Data entries
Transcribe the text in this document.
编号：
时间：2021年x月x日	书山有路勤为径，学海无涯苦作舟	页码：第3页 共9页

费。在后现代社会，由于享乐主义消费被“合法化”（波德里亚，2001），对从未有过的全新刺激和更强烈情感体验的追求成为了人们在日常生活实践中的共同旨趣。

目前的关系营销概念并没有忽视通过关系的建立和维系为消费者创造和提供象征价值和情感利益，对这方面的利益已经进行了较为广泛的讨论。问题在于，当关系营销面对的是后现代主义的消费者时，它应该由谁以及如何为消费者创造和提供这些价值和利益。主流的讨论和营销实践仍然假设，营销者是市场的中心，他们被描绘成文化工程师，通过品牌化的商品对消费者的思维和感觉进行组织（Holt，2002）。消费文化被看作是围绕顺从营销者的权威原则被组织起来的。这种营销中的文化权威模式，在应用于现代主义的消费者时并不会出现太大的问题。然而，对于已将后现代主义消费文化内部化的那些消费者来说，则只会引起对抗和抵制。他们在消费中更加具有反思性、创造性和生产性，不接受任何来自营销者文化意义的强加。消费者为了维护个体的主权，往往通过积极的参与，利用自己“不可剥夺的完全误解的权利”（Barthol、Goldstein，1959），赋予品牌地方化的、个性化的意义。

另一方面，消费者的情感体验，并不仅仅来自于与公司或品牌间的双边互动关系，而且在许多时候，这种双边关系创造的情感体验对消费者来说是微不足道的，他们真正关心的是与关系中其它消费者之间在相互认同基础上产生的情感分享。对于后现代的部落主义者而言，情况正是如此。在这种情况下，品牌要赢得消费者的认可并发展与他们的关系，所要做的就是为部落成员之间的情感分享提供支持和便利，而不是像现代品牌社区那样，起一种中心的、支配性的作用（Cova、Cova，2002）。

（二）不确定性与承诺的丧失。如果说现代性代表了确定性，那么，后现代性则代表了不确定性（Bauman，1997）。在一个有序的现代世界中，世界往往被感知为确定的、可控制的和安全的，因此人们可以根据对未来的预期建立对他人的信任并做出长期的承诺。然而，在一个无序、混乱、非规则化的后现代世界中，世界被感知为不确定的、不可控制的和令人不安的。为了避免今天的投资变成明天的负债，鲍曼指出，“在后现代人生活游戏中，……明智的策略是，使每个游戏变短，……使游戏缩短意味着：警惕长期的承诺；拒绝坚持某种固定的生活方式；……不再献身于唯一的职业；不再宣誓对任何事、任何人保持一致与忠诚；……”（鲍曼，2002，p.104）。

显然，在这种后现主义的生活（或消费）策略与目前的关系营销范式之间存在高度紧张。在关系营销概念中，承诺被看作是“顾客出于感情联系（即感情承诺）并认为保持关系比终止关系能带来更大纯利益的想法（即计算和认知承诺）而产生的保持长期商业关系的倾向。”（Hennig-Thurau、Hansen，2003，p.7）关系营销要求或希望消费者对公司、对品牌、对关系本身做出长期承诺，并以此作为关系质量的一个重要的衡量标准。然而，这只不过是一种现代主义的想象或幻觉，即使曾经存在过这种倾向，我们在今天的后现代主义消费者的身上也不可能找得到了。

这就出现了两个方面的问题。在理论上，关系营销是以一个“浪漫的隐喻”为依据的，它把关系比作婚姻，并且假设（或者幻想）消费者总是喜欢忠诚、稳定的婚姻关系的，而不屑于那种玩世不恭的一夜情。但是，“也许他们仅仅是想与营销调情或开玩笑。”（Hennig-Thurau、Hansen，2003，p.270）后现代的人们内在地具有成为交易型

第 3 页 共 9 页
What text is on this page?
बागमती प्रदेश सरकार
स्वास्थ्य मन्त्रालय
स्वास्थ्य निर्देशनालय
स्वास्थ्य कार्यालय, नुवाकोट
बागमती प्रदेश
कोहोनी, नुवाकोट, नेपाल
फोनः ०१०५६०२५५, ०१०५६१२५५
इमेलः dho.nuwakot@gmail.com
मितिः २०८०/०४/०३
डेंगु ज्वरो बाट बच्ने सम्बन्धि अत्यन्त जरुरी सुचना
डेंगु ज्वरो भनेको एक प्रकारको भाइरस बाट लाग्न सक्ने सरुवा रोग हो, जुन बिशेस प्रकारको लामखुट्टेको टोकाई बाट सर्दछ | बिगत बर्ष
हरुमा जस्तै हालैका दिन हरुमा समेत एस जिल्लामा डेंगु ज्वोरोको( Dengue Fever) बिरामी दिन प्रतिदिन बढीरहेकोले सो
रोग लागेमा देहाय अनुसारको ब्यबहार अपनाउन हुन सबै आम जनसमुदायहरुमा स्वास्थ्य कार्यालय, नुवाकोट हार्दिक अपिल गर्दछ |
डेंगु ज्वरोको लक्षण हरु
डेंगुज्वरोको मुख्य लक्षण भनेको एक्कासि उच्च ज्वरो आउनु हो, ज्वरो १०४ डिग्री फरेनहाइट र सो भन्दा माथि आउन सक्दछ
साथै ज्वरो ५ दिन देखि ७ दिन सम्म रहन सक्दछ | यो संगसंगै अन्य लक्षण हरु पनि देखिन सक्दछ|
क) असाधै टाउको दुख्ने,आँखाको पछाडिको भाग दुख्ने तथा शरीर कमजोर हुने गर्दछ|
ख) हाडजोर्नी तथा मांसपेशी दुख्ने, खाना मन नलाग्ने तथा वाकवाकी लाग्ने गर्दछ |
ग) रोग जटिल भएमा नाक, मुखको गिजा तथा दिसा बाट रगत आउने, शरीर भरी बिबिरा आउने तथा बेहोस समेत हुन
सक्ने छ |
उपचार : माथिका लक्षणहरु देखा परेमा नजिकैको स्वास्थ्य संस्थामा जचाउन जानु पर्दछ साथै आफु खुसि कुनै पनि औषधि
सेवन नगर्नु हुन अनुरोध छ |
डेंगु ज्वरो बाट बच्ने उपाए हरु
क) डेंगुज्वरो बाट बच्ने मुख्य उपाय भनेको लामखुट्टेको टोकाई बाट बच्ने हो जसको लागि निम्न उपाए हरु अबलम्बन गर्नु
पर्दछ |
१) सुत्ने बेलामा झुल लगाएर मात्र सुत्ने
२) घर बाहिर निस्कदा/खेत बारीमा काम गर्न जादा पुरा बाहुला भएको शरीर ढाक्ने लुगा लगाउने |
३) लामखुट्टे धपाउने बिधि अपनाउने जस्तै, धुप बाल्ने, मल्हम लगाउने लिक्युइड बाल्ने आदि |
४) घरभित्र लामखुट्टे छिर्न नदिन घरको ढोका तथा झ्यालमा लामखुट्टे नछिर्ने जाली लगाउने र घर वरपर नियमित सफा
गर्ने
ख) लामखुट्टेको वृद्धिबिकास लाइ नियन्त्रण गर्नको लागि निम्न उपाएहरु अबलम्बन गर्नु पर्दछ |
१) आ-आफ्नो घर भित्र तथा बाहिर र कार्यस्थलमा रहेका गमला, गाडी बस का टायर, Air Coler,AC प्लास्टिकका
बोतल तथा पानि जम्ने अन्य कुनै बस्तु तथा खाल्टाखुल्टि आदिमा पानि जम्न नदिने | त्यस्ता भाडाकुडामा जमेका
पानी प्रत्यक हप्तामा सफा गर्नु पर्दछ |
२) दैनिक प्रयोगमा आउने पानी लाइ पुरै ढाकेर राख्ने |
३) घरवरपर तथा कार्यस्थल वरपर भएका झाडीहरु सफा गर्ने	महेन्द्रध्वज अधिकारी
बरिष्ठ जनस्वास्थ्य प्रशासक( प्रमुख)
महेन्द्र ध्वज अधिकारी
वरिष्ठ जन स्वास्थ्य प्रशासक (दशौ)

**Goal of the exercise**
From the listing above, extract all records word for word.

**Expected output**
Transcribe the text in this document.
编号：
时间：2021年x月x日	书山有路勤为径，学海无涯苦作舟	页码：第3页 共9页

费。在后现代社会，由于享乐主义消费被“合法化”（波德里亚，2001），对从未有过的全新刺激和更强烈情感体验的追求成为了人们在日常生活实践中的共同旨趣。

目前的关系营销概念并没有忽视通过关系的建立和维系为消费者创造和提供象征价值和情感利益，对这方面的利益已经进行了较为广泛的讨论。问题在于，当关系营销面对的是后现代主义的消费者时，它应该由谁以及如何为消费者创造和提供这些价值和利益。主流的讨论和营销实践仍然假设，营销者是市场的中心，他们被描绘成文化工程师，通过品牌化的商品对消费者的思维和感觉进行组织（Holt，2002）。消费文化被看作是围绕顺从营销者的权威原则被组织起来的。这种营销中的文化权威模式，在应用于现代主义的消费者时并不会出现太大的问题。然而，对于已将后现代主义消费文化内部化的那些消费者来说，则只会引起对抗和抵制。他们在消费中更加具有反思性、创造性和生产性，不接受任何来自营销者文化意义的强加。消费者为了维护个体的主权，往往通过积极的参与，利用自己“不可剥夺的完全误解的权利”（Barthol、Goldstein，1959），赋予品牌地方化的、个性化的意义。

另一方面，消费者的情感体验，并不仅仅来自于与公司或品牌间的双边互动关系，而且在许多时候，这种双边关系创造的情感体验对消费者来说是微不足道的，他们真正关心的是与关系中其它消费者之间在相互认同基础上产生的情感分享。对于后现代的部落主义者而言，情况正是如此。在这种情况下，品牌要赢得消费者的认可并发展与他们的关系，所要做的就是为部落成员之间的情感分享提供支持和便利，而不是像现代品牌社区那样，起一种中心的、支配性的作用（Cova、Cova，2002）。

（二）不确定性与承诺的丧失。如果说现代性代表了确定性，那么，后现代性则代表了不确定性（Bauman，1997）。在一个有序的现代世界中，世界往往被感知为确定的、可控制的和安全的，因此人们可以根据对未来的预期建立对他人的信任并做出长期的承诺。然而，在一个无序、混乱、非规则化的后现代世界中，世界被感知为不确定的、不可控制的和令人不安的。为了避免今天的投资变成明天的负债，鲍曼指出，“在后现代人生活游戏中，……明智的策略是，使每个游戏变短，……使游戏缩短意味着：警惕长期的承诺；拒绝坚持某种固定的生活方式；……不再献身于唯一的职业；不再宣誓对任何事、任何人保持一致与忠诚；……”（鲍曼，2002，p.104）。

显然，在这种后现主义的生活（或消费）策略与目前的关系营销范式之间存在高度紧张。在关系营销概念中，承诺被看作是“顾客出于感情联系（即感情承诺）并认为保持关系比终止关系能带来更大纯利益的想法（即计算和认知承诺）而产生的保持长期商业关系的倾向。”（Hennig-Thurau、Hansen，2003，p.7）关系营销要求或希望消费者对公司、对品牌、对关系本身做出长期承诺，并以此作为关系质量的一个重要的衡量标准。然而，这只不过是一种现代主义的想象或幻觉，即使曾经存在过这种倾向，我们在今天的后现代主义消费者的身上也不可能找得到了。

这就出现了两个方面的问题。在理论上，关系营销是以一个“浪漫的隐喻”为依据的，它把关系比作婚姻，并且假设（或者幻想）消费者总是喜欢忠诚、稳定的婚姻关系的，而不屑于那种玩世不恭的一夜情。但是，“也许他们仅仅是想与营销调情或开玩笑。”（Hennig-Thurau、Hansen，2003，p.270）后现代的人们内在地具有成为交易型

第 3 页 共 9 页
What text is on this page?
बागमती प्रदेश सरकार
स्वास्थ्य मन्त्रालय
स्वास्थ्य निर्देशनालय
स्वास्थ्य कार्यालय, नुवाकोट
बागमती प्रदेश
कोहोनी, नुवाकोट, नेपाल
फोनः ०१०५६०२५५, ०१०५६१२५५
इमेलः dho.nuwakot@gmail.com
मितिः २०८०/०४/०३
डेंगु ज्वरो बाट बच्ने सम्बन्धि अत्यन्त जरुरी सुचना
डेंगु ज्वरो भनेको एक प्रकारको भाइरस बाट लाग्न सक्ने सरुवा रोग हो, जुन बिशेस प्रकारको लामखुट्टेको टोकाई बाट सर्दछ | बिगत बर्ष
हरुमा जस्तै हालैका दिन हरुमा समेत एस जिल्लामा डेंगु ज्वोरोको( Dengue Fever) बिरामी दिन प्रतिदिन बढीरहेकोले सो
रोग लागेमा देहाय अनुसारको ब्यबहार अपनाउन हुन सबै आम जनसमुदायहरुमा स्वास्थ्य कार्यालय, नुवाकोट हार्दिक अपिल गर्दछ |
डेंगु ज्वरोको लक्षण हरु
डेंगुज्वरोको मुख्य लक्षण भनेको एक्कासि उच्च ज्वरो आउनु हो, ज्वरो १०४ डिग्री फरेनहाइट र सो भन्दा माथि आउन सक्दछ
साथै ज्वरो ५ दिन देखि ७ दिन सम्म रहन सक्दछ | यो संगसंगै अन्य लक्षण हरु पनि देखिन सक्दछ|
क) असाधै टाउको दुख्ने,आँखाको पछाडिको भाग दुख्ने तथा शरीर कमजोर हुने गर्दछ|
ख) हाडजोर्नी तथा मांसपेशी दुख्ने, खाना मन नलाग्ने तथा वाकवाकी लाग्ने गर्दछ |
ग) रोग जटिल भएमा नाक, मुखको गिजा तथा दिसा बाट रगत आउने, शरीर भरी बिबिरा आउने तथा बेहोस समेत हुन
सक्ने छ |
उपचार : माथिका लक्षणहरु देखा परेमा नजिकैको स्वास्थ्य संस्थामा जचाउन जानु पर्दछ साथै आफु खुसि कुनै पनि औषधि
सेवन नगर्नु हुन अनुरोध छ |
डेंगु ज्वरो बाट बच्ने उपाए हरु
क) डेंगुज्वरो बाट बच्ने मुख्य उपाय भनेको लामखुट्टेको टोकाई बाट बच्ने हो जसको लागि निम्न उपाए हरु अबलम्बन गर्नु
पर्दछ |
१) सुत्ने बेलामा झुल लगाएर मात्र सुत्ने
२) घर बाहिर निस्कदा/खेत बारीमा काम गर्न जादा पुरा बाहुला भएको शरीर ढाक्ने लुगा लगाउने |
३) लामखुट्टे धपाउने बिधि अपनाउने जस्तै, धुप बाल्ने, मल्हम लगाउने लिक्युइड बाल्ने आदि |
४) घरभित्र लामखुट्टे छिर्न नदिन घरको ढोका तथा झ्यालमा लामखुट्टे नछिर्ने जाली लगाउने र घर वरपर नियमित सफा
गर्ने
ख) लामखुट्टेको वृद्धिबिकास लाइ नियन्त्रण गर्नको लागि निम्न उपाएहरु अबलम्बन गर्नु पर्दछ |
१) आ-आफ्नो घर भित्र तथा बाहिर र कार्यस्थलमा रहेका गमला, गाडी बस का टायर, Air Coler,AC प्लास्टिकका
बोतल तथा पानि जम्ने अन्य कुनै बस्तु तथा खाल्टाखुल्टि आदिमा पानि जम्न नदिने | त्यस्ता भाडाकुडामा जमेका
पानी प्रत्यक हप्तामा सफा गर्नु पर्दछ |
२) दैनिक प्रयोगमा आउने पानी लाइ पुरै ढाकेर राख्ने |
३) घरवरपर तथा कार्यस्थल वरपर भएका झाडीहरु सफा गर्ने	महेन्द्रध्वज अधिकारी
बरिष्ठ जनस्वास्थ्य प्रशासक( प्रमुख)
महेन्द्र ध्वज अधिकारी
वरिष्ठ जन स्वास्थ्य प्रशासक (दशौ)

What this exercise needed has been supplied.